[Stored records]
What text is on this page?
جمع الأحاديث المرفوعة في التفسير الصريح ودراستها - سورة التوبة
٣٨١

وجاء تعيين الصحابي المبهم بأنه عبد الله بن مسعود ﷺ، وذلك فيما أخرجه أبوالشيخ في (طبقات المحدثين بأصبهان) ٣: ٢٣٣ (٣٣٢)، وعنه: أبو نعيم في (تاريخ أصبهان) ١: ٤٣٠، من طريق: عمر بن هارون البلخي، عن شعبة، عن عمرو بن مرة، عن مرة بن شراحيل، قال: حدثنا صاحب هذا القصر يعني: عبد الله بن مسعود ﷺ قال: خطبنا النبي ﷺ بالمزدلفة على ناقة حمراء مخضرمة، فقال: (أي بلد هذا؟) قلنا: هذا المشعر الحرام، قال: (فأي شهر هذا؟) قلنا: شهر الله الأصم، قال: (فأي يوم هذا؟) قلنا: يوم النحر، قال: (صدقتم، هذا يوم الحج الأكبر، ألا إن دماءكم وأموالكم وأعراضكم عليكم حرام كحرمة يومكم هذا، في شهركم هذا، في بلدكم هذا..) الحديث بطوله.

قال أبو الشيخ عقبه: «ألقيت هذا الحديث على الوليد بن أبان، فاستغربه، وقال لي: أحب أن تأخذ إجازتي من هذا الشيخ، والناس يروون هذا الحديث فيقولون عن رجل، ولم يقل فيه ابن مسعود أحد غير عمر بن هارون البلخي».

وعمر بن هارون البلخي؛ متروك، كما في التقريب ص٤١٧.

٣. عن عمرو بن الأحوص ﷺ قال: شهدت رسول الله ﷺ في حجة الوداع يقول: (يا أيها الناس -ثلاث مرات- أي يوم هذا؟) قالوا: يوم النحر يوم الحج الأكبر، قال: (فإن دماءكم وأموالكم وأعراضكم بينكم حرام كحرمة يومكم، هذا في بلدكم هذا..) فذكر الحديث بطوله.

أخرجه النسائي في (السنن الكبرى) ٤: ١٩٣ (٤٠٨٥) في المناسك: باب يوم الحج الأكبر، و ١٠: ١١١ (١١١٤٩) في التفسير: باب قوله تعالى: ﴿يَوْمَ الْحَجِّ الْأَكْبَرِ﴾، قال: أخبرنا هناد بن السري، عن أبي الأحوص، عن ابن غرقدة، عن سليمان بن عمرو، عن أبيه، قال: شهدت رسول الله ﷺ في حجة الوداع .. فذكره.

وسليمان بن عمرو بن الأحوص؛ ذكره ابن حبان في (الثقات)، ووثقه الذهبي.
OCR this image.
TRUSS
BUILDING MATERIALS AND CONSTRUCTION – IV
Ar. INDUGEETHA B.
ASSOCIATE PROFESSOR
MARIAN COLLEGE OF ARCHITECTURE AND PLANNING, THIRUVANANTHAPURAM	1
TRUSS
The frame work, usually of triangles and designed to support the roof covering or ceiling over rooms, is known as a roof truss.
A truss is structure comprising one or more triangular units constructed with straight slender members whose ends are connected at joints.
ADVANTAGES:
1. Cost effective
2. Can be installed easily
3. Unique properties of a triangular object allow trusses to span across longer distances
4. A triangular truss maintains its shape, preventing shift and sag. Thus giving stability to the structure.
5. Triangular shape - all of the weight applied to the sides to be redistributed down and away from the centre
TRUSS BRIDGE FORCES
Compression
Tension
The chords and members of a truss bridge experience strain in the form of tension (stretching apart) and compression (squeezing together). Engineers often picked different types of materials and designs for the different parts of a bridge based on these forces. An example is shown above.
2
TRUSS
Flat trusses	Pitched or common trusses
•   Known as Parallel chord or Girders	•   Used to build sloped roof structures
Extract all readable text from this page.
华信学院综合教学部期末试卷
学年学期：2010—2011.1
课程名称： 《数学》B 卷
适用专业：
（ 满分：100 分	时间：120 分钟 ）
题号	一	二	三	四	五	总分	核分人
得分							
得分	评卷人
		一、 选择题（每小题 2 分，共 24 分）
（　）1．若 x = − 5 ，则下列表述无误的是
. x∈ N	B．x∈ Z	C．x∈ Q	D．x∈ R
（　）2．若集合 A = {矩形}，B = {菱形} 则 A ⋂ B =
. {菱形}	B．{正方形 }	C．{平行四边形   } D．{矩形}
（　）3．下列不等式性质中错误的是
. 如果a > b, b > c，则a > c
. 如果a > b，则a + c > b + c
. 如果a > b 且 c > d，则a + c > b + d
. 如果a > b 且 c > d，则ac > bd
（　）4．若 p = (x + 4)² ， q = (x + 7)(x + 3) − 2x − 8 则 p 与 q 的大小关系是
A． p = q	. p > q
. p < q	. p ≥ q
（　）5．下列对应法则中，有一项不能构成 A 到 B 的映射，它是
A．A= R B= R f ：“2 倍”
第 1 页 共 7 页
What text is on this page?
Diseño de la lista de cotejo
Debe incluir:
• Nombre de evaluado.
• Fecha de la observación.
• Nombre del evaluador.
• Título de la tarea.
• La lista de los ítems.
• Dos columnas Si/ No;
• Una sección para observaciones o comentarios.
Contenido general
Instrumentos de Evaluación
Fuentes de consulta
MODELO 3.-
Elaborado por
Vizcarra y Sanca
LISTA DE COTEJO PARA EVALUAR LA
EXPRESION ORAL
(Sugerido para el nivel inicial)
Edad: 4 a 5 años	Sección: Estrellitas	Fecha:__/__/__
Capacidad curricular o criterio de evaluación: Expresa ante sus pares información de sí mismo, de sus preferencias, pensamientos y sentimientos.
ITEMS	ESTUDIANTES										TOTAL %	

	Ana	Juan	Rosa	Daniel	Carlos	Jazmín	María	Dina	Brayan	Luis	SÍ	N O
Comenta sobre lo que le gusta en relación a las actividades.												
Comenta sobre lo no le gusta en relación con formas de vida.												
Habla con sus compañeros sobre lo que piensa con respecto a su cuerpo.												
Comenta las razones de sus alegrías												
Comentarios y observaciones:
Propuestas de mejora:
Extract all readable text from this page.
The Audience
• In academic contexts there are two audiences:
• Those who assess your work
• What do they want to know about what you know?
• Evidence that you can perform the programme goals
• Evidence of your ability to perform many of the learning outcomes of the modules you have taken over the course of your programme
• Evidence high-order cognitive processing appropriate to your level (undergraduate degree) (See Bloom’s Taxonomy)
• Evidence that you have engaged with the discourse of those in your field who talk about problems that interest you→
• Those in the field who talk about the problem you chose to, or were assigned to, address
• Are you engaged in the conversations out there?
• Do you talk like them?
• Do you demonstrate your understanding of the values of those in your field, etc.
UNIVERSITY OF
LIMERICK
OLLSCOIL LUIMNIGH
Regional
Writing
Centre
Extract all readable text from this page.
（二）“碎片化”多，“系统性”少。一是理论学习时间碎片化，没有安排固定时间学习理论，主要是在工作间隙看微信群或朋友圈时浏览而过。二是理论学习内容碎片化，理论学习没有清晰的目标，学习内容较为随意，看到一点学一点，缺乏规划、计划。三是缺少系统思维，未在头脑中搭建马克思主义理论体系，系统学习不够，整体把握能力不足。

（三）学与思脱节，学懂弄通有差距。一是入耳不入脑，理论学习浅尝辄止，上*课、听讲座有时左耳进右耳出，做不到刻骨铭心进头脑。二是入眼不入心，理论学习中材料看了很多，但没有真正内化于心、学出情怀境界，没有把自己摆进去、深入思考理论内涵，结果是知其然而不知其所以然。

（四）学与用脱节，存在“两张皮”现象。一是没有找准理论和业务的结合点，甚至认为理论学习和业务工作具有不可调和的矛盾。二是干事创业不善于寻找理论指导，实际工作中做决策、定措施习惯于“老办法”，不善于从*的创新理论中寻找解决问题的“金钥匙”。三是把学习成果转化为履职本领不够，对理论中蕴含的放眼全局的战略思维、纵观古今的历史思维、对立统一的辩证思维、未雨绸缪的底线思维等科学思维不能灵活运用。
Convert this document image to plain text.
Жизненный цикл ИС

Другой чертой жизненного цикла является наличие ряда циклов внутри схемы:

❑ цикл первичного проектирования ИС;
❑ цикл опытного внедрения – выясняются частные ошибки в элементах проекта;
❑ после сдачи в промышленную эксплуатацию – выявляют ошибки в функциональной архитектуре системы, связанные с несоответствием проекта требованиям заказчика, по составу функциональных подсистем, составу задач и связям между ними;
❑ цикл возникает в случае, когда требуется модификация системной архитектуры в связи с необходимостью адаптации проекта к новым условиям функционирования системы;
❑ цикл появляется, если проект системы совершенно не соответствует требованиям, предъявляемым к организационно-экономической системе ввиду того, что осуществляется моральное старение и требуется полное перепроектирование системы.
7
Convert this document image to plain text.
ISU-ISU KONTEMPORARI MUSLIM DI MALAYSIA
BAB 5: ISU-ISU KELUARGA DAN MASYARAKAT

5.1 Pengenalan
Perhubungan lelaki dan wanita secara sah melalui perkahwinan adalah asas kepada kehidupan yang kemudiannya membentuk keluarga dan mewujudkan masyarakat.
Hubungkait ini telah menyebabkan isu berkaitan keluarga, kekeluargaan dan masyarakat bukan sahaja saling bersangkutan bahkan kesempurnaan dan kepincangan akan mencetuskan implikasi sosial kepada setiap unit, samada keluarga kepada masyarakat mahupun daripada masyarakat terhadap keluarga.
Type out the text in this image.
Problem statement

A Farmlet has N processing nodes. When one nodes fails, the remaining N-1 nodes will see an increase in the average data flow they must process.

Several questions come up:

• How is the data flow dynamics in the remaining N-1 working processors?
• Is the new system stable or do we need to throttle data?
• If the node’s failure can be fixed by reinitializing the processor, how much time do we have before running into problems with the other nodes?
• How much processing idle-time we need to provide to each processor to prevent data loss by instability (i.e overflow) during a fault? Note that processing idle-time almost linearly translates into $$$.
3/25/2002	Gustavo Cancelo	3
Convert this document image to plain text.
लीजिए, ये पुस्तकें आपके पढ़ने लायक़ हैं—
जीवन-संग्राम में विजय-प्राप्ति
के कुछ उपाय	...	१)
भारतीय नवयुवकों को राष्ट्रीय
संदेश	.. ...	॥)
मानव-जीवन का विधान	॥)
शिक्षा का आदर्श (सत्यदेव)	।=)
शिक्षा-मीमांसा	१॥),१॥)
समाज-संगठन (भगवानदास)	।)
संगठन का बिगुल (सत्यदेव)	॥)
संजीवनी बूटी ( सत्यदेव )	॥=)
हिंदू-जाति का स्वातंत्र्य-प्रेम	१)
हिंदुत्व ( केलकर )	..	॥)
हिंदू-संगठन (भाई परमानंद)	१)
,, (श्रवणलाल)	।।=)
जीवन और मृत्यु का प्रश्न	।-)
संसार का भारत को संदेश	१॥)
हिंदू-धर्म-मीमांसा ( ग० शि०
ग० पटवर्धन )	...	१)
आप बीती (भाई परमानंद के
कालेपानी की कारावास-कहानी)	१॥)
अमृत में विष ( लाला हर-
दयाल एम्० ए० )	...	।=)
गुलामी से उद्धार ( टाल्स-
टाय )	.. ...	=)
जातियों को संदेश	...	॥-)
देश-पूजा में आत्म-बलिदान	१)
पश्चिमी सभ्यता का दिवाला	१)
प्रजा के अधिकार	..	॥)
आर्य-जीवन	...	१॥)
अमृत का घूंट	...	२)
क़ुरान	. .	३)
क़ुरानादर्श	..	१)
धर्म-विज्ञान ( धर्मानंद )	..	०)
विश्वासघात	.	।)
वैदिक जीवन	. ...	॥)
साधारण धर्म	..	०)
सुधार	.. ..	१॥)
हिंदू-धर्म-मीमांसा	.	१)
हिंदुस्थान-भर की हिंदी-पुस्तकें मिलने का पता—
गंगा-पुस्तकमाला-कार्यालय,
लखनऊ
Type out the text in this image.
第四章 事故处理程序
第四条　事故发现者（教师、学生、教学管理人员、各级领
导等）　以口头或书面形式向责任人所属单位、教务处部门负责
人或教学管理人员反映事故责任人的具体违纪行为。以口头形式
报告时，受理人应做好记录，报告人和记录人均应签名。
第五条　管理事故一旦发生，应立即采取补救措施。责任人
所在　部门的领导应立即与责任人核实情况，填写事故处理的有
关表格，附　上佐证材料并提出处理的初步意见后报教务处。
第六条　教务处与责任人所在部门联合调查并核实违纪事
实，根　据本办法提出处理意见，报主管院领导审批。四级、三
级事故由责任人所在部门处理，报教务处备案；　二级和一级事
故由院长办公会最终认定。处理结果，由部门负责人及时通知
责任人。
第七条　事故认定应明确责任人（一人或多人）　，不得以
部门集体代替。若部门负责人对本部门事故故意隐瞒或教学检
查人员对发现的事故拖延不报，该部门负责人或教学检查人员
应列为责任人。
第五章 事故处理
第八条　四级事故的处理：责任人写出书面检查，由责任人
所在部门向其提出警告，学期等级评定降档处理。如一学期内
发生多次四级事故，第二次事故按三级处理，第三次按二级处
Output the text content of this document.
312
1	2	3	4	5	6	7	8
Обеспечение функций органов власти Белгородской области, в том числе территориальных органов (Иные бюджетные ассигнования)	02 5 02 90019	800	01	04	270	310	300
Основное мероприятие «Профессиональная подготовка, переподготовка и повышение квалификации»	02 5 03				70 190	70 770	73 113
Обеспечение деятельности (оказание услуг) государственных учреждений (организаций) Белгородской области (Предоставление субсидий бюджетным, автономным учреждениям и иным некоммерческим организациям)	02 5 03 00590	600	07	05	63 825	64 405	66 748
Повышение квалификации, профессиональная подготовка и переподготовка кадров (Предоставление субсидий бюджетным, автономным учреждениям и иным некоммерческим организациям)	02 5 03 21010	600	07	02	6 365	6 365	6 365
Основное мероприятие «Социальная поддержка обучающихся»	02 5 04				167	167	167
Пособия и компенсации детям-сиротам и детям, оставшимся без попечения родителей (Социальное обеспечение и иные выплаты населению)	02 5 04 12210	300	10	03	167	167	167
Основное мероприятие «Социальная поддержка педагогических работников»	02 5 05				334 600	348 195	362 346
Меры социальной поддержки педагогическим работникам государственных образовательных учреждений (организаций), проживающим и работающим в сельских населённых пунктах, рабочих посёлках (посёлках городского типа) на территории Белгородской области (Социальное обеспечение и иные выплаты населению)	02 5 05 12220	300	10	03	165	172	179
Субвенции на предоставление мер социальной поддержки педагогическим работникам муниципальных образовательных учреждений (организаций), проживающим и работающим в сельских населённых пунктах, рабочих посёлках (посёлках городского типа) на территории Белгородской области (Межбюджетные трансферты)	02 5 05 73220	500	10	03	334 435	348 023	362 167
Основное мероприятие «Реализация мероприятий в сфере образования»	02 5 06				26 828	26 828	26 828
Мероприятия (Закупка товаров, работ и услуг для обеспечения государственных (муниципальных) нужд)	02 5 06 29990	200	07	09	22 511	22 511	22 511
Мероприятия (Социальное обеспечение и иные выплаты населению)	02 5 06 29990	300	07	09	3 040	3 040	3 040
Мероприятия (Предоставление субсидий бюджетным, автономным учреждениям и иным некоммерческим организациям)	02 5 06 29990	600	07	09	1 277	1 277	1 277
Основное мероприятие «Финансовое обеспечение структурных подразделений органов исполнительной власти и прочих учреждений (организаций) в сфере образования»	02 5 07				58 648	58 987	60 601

PROBLEM STATEMENT:
Gather from the records above every line containing the string "observaciones".

COMPLETE OUTPUT:
• Una sección para observaciones o comentarios.
Comentarios y observaciones:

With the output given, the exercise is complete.